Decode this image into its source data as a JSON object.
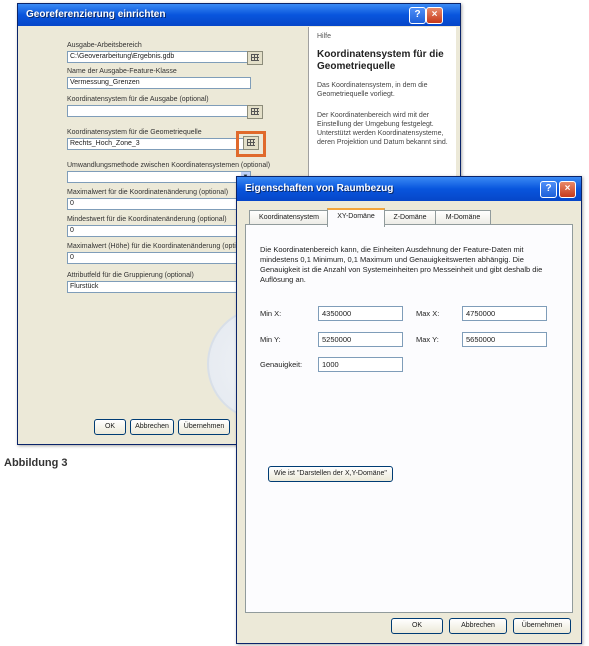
{
  "caption": "Abbildung 3",
  "window1": {
    "title": "Georeferenzierung einrichten",
    "fields": [
      {
        "label": "Ausgabe-Arbeitsbereich",
        "value": "C:\\Geoverarbeitung\\Ergebnis.gdb"
      },
      {
        "label": "Name der Ausgabe-Feature-Klasse",
        "value": "Vermessung_Grenzen"
      },
      {
        "label": "Koordinatensystem für die Ausgabe (optional)",
        "value": ""
      },
      {
        "label": "Koordinatensystem für die Geometriequelle",
        "value": "Rechts_Hoch_Zone_3"
      },
      {
        "label": "Umwandlungsmethode zwischen Koordinatensystemen (optional)",
        "value": ""
      },
      {
        "label": "Maximalwert für die Koordinatenänderung (optional)",
        "value": "0"
      },
      {
        "label": "Mindestwert für die Koordinatenänderung (optional)",
        "value": "0"
      },
      {
        "label": "Maximalwert (Höhe) für die Koordinatenänderung (optional)",
        "value": "0"
      },
      {
        "label": "Attributfeld für die Gruppierung (optional)",
        "value": "Flurstück"
      }
    ],
    "buttons": {
      "ok": "OK",
      "cancel": "Abbrechen",
      "apply": "Übernehmen"
    },
    "help": {
      "top": "Hilfe",
      "title": "Koordinatensystem für die Geometriequelle",
      "p1": "Das Koordinatensystem, in dem die Geometriequelle vorliegt.",
      "p2": "Der Koordinatenbereich wird mit der Einstellung der Umgebung festgelegt. Unterstützt werden Koordinatensysteme, deren Projektion und Datum bekannt sind."
    }
  },
  "window2": {
    "title": "Eigenschaften von Raumbezug",
    "tabs": [
      "Koordinatensystem",
      "XY-Domäne",
      "Z-Domäne",
      "M-Domäne"
    ],
    "active_tab": 1,
    "description": "Die Koordinatenbereich kann, die Einheiten Ausdehnung der Feature-Daten mit mindestens 0,1 Minimum, 0,1 Maximum und Genauigkeitswerten abhängig. Die Genauigkeit ist die Anzahl von Systemeinheiten pro Messeinheit und gibt deshalb die Auflösung an.",
    "fields": {
      "min_x": {
        "label": "Min X:",
        "value": "4350000"
      },
      "max_x": {
        "label": "Max X:",
        "value": "4750000"
      },
      "min_y": {
        "label": "Min Y:",
        "value": "5250000"
      },
      "max_y": {
        "label": "Max Y:",
        "value": "5650000"
      },
      "precision": {
        "label": "Genauigkeit:",
        "value": "1000"
      }
    },
    "link_button": "Wie ist \"Darstellen der X,Y-Domäne\"",
    "buttons": {
      "ok": "OK",
      "cancel": "Abbrechen",
      "apply": "Übernehmen"
    }
  }
}
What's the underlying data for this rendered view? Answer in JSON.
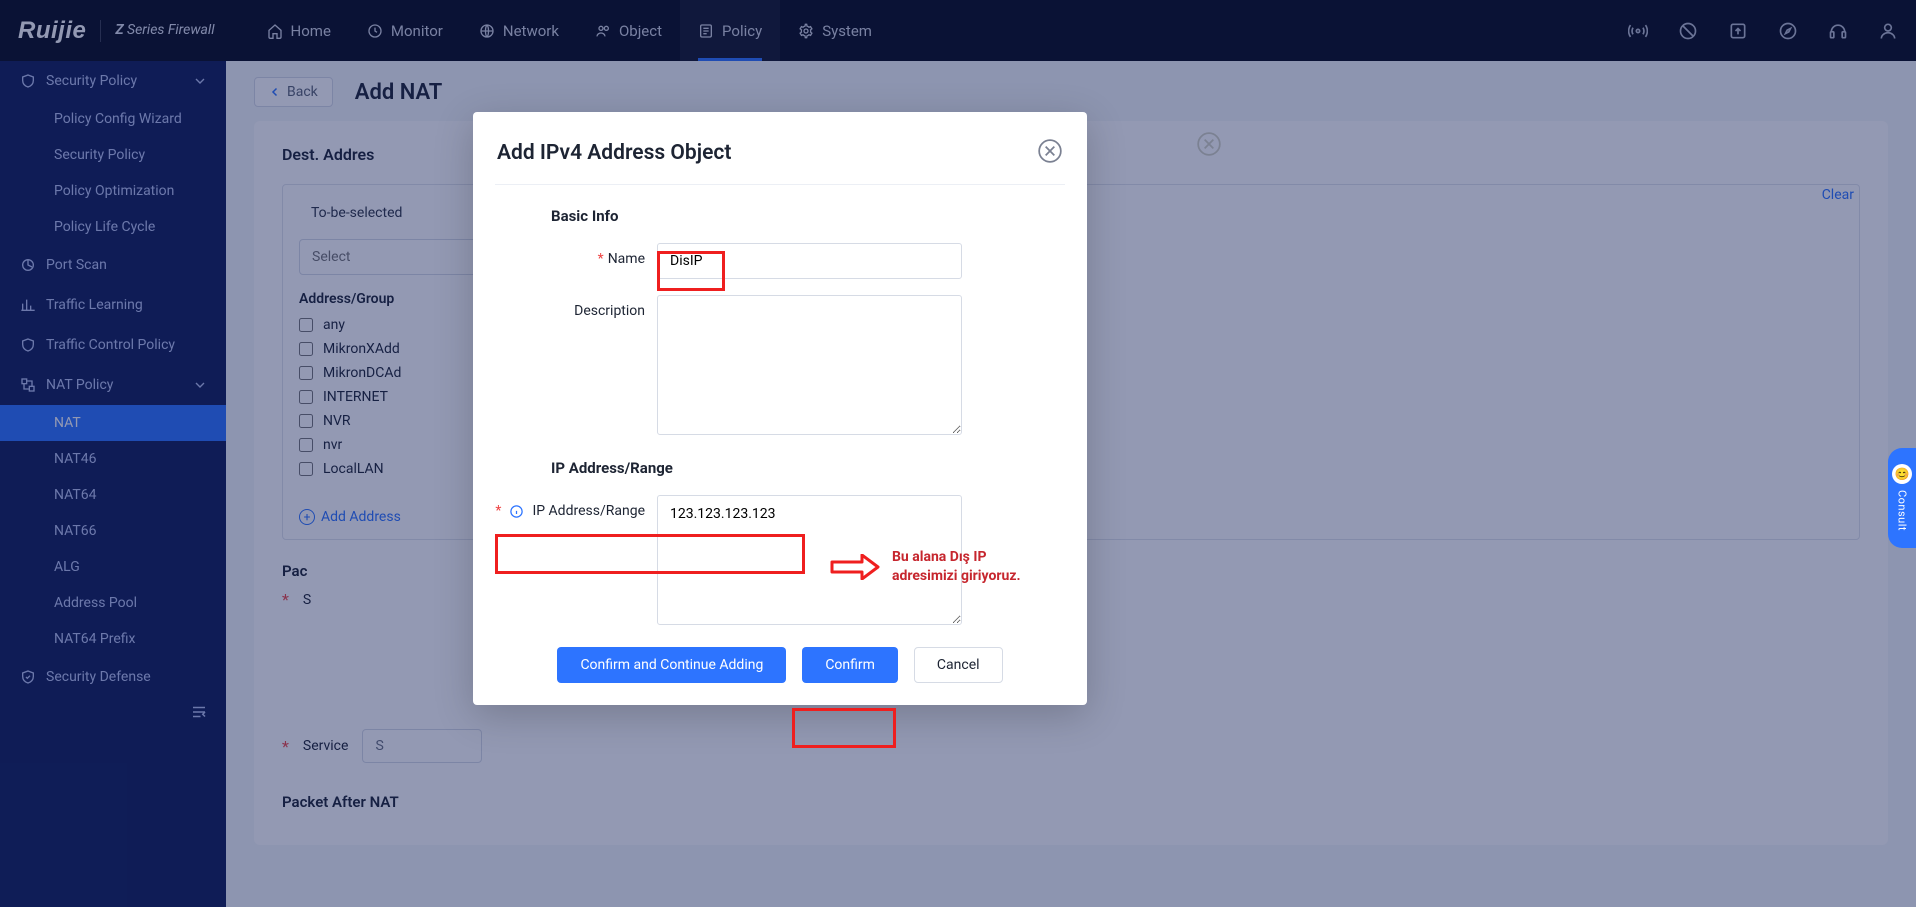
{
  "brand": {
    "name": "Ruijie",
    "product_prefix": "Z",
    "product": " Series Firewall"
  },
  "topnav": {
    "items": [
      {
        "label": "Home"
      },
      {
        "label": "Monitor"
      },
      {
        "label": "Network"
      },
      {
        "label": "Object"
      },
      {
        "label": "Policy"
      },
      {
        "label": "System"
      }
    ]
  },
  "sidebar": {
    "groups": [
      {
        "label": "Security Policy",
        "expandable": true,
        "children": [
          {
            "label": "Policy Config Wizard"
          },
          {
            "label": "Security Policy"
          },
          {
            "label": "Policy Optimization"
          },
          {
            "label": "Policy Life Cycle"
          }
        ]
      },
      {
        "label": "Port Scan"
      },
      {
        "label": "Traffic Learning"
      },
      {
        "label": "Traffic Control Policy"
      },
      {
        "label": "NAT Policy",
        "expandable": true,
        "children": [
          {
            "label": "NAT",
            "active": true
          },
          {
            "label": "NAT46"
          },
          {
            "label": "NAT64"
          },
          {
            "label": "NAT66"
          },
          {
            "label": "ALG"
          },
          {
            "label": "Address Pool"
          },
          {
            "label": "NAT64 Prefix"
          }
        ]
      },
      {
        "label": "Security Defense"
      }
    ]
  },
  "page": {
    "back": "Back",
    "title": "Add NAT",
    "dest_label_prefix": "Dest. Addres",
    "to_be_selected": "To-be-selected",
    "clear": "Clear",
    "select_placeholder": "Select",
    "addr_group_header": "Address/Group",
    "addr_items": [
      "any",
      "MikronXAdd",
      "MikronDCAd",
      "INTERNET",
      "NVR",
      "nvr",
      "LocalLAN"
    ],
    "add_address": "Add Address",
    "packet_section_prefix": "Pac",
    "src_row_prefix": "S",
    "service_label": "Service",
    "service_value_prefix": "S",
    "packet_after": "Packet After NAT"
  },
  "modal": {
    "title": "Add IPv4 Address Object",
    "basic_info": "Basic Info",
    "name_label": "Name",
    "name_value": "DisIP",
    "description_label": "Description",
    "description_value": "",
    "ip_range_section": "IP Address/Range",
    "ip_range_label": "IP Address/Range",
    "ip_range_value": "123.123.123.123",
    "buttons": {
      "confirm_continue": "Confirm and Continue Adding",
      "confirm": "Confirm",
      "cancel": "Cancel"
    }
  },
  "annotation": {
    "text_line1": "Bu alana Dış IP",
    "text_line2": "adresimizi giriyoruz."
  },
  "consult": {
    "label": "Consult"
  }
}
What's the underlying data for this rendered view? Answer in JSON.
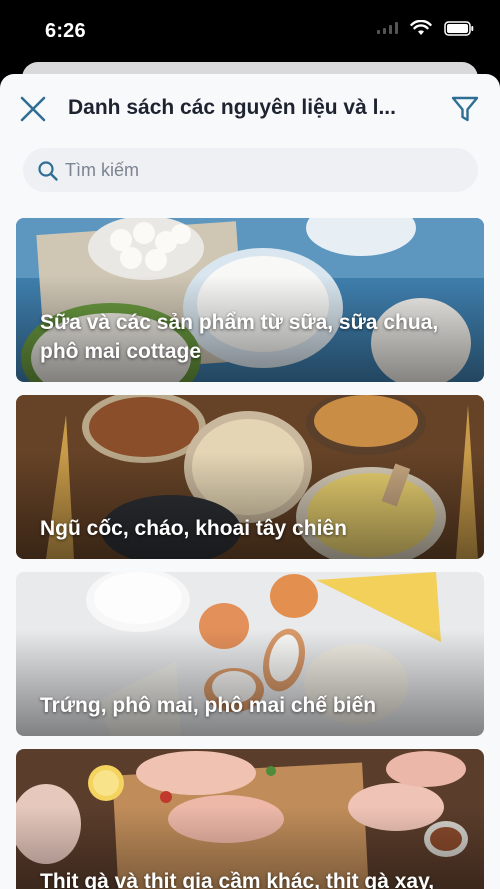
{
  "status_bar": {
    "time": "6:26"
  },
  "header": {
    "title": "Danh sách các nguyên liệu và l..."
  },
  "search": {
    "placeholder": "Tìm kiếm"
  },
  "categories": [
    {
      "title": "Sữa và các sản phẩm từ sữa, sữa chua, phô mai cottage"
    },
    {
      "title": "Ngũ cốc, cháo, khoai tây chiên"
    },
    {
      "title": "Trứng, phô mai, phô mai chế biến"
    },
    {
      "title": "Thịt gà và thịt gia cầm khác, thịt gà xay, phụ phẩm"
    }
  ],
  "colors": {
    "accent": "#2f6e94",
    "title": "#1e2330",
    "sheet": "#f8f9fb"
  }
}
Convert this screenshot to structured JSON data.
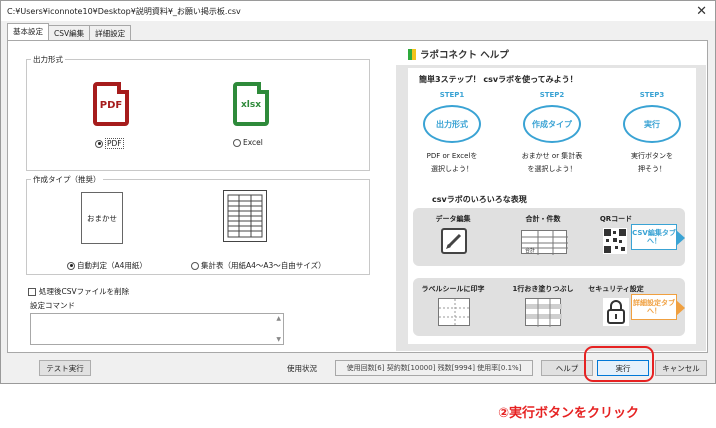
{
  "window": {
    "title": "C:¥Users¥iconnote10¥Desktop¥説明資料¥_お願い掲示板.csv",
    "close_glyph": "✕"
  },
  "tabs": [
    {
      "label": "基本設定",
      "active": true
    },
    {
      "label": "CSV編集",
      "active": false
    },
    {
      "label": "詳細設定",
      "active": false
    }
  ],
  "output_format": {
    "title": "出力形式",
    "pdf_icon_text": "PDF",
    "xlsx_icon_text": "xlsx",
    "options": [
      {
        "label": "PDF",
        "selected": true
      },
      {
        "label": "Excel",
        "selected": false
      }
    ]
  },
  "creation_type": {
    "title": "作成タイプ（推奨）",
    "omakase_text": "おまかせ",
    "options": [
      {
        "label": "自動判定（A4用紙）",
        "selected": true
      },
      {
        "label": "集計表（用紙A4～A3～自由サイズ）",
        "selected": false
      }
    ]
  },
  "delete_checkbox_label": "処理後CSVファイルを削除",
  "command": {
    "title": "設定コマンド",
    "value": ""
  },
  "help": {
    "title": "ラポコネクト ヘルプ",
    "leaf_colors": [
      "#2eaa3c",
      "#f2c21b"
    ],
    "subtitle1": "簡単3ステップ！ csvラボを使ってみよう！",
    "steps": [
      {
        "label": "STEP1",
        "circle": "出力形式",
        "desc1": "PDF or Excelを",
        "desc2": "選択しよう！"
      },
      {
        "label": "STEP2",
        "circle": "作成タイプ",
        "desc1": "おまかせ or 集計表",
        "desc2": "を選択しよう！"
      },
      {
        "label": "STEP3",
        "circle": "実行",
        "desc1": "実行ボタンを",
        "desc2": "押そう！"
      }
    ],
    "subtitle2": "csvラボのいろいろな表現",
    "features_row1": [
      "データ編集",
      "合計・件数",
      "QRコード"
    ],
    "features_row2": [
      "ラベルシールに印字",
      "1行おき塗りつぶし",
      "セキュリティ設定"
    ],
    "sum_label": "合計",
    "callout_csv": "CSV編集タブへ！",
    "callout_detail": "詳細設定タブへ！"
  },
  "bottom": {
    "test_button": "テスト実行",
    "usage_label": "使用状況",
    "usage_status": "使用回数[6] 契約数[10000] 残数[9994] 使用率[0.1%]",
    "help_button": "ヘルプ",
    "run_button": "実行",
    "cancel_button": "キャンセル"
  },
  "instruction": "②実行ボタンをクリック",
  "colors": {
    "accent_blue": "#3aa3d4",
    "pdf_red": "#a61c1c",
    "excel_green": "#2e8a3a",
    "highlight_red": "#e62222",
    "callout_orange": "#f0a040"
  }
}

⁂

■ **Request**
Identify each line containing the string "phẩm" and copy it out.

■ **Correct response**
      "title": "Sữa và các sản phẩm từ sữa, sữa chua, phô mai cottage"
      "title": "Thịt gà và thịt gia cầm khác, thịt gà xay, phụ phẩm"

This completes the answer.